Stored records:
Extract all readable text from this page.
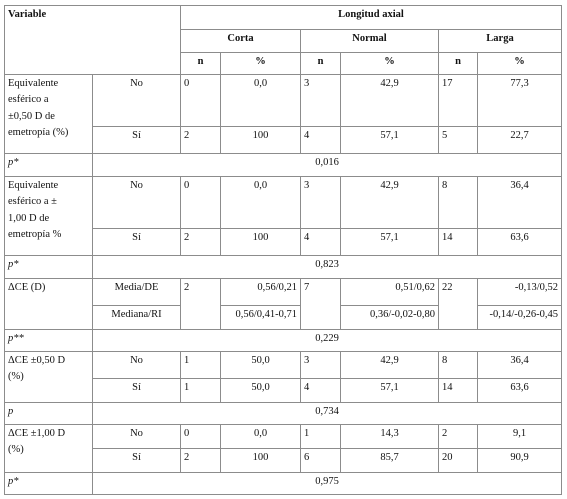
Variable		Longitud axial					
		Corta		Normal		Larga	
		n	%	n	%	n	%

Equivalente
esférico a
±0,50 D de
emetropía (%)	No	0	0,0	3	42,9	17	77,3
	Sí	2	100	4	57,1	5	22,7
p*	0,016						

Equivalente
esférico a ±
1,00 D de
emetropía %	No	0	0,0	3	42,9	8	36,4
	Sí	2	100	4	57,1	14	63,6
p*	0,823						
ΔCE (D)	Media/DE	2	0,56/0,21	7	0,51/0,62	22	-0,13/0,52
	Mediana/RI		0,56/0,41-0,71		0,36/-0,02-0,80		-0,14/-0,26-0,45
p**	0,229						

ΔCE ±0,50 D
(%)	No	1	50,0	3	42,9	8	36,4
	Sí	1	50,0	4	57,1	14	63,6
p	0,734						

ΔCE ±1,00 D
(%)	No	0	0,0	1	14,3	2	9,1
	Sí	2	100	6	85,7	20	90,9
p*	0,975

#### What the task requires:
Return the listing above unchanged, apart from dropping its pictures.

#### Complete output:
Extract all readable text from this page.
Variable		Longitud axial					
		Corta		Normal		Larga	
		n	%	n	%	n	%

Equivalente
esférico a
±0,50 D de
emetropía (%)	No	0	0,0	3	42,9	17	77,3
	Sí	2	100	4	57,1	5	22,7
p*	0,016						

Equivalente
esférico a ±
1,00 D de
emetropía %	No	0	0,0	3	42,9	8	36,4
	Sí	2	100	4	57,1	14	63,6
p*	0,823						
ΔCE (D)	Media/DE	2	0,56/0,21	7	0,51/0,62	22	-0,13/0,52
	Mediana/RI		0,56/0,41-0,71		0,36/-0,02-0,80		-0,14/-0,26-0,45
p**	0,229						

ΔCE ±0,50 D
(%)	No	1	50,0	3	42,9	8	36,4
	Sí	1	50,0	4	57,1	14	63,6
p	0,734						

ΔCE ±1,00 D
(%)	No	0	0,0	1	14,3	2	9,1
	Sí	2	100	6	85,7	20	90,9
p*	0,975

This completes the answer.